[Records]
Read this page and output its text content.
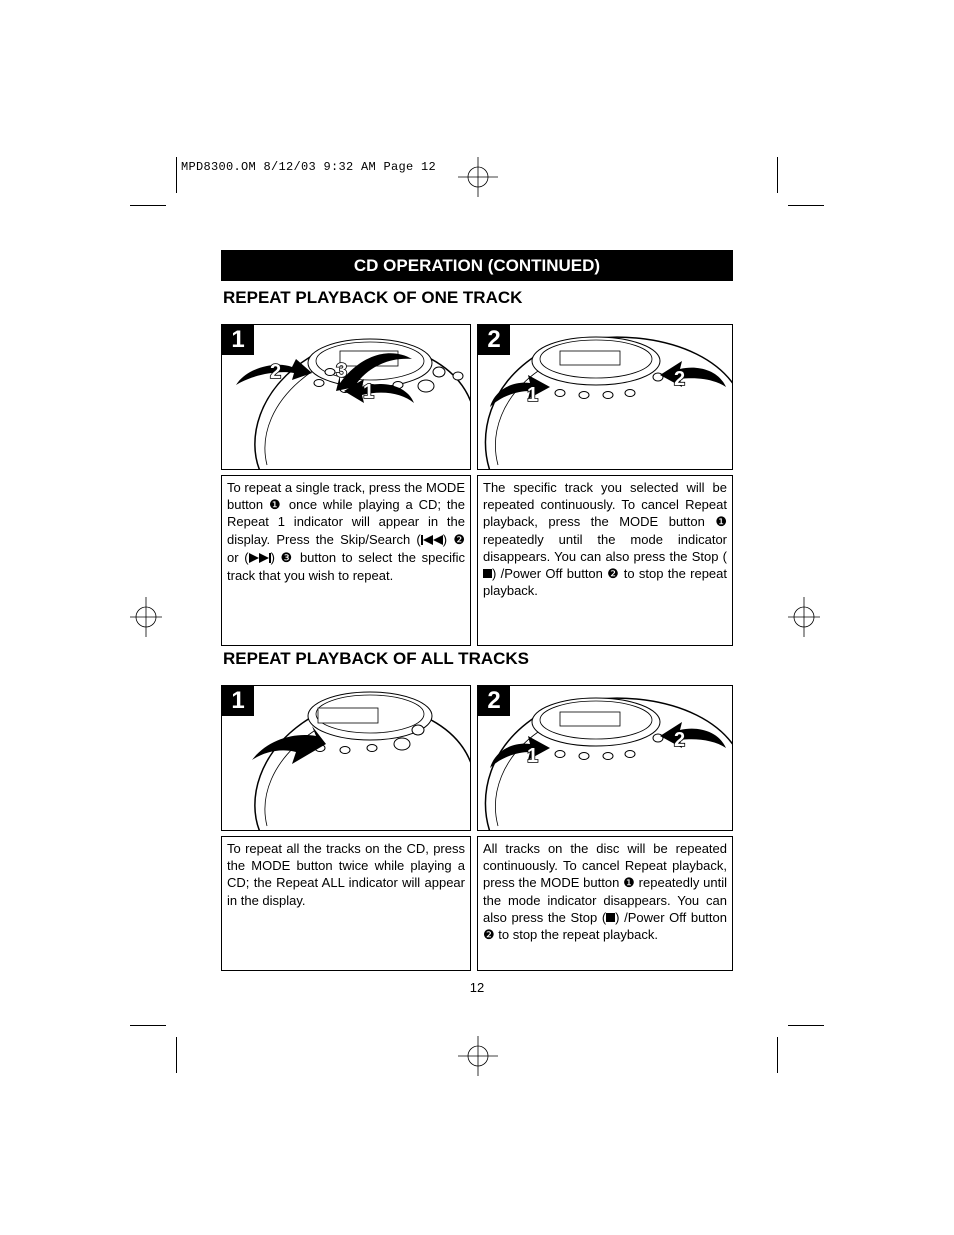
MPD8300.OM 8/12/03 9:32 AM Page 12
CD OPERATION (CONTINUED)
REPEAT PLAYBACK OF ONE TRACK
2	3
1
1
1
2
2

To repeat a single track, press the MODE button ❶ once while playing a CD; the Repeat 1 indicator will appear in the display. Press the Skip/Search ( ) ❷ or ( ) ❸ button to select the specific track that you wish to repeat.

The specific track you selected will be repeated continuously. To cancel Repeat playback, press the MODE button ❶ repeatedly until the mode indicator disappears. You can also press the Stop () /Power Off button ❷ to stop the repeat playback.

REPEAT PLAYBACK OF ALL TRACKS
1
1
2
2

To repeat all the tracks on the CD, press the MODE button twice while playing a CD; the Repeat ALL indicator will appear in the display.

All tracks on the disc will be repeated continuously. To cancel Repeat playback, press the MODE button ❶ repeatedly until the mode indicator disappears. You can also press the Stop ( ) /Power Off button ❷ to stop the repeat playback.

12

Goal of the exercise:
Reply with only the number of lines in the material above where the string "stop" appears.

Final result:
2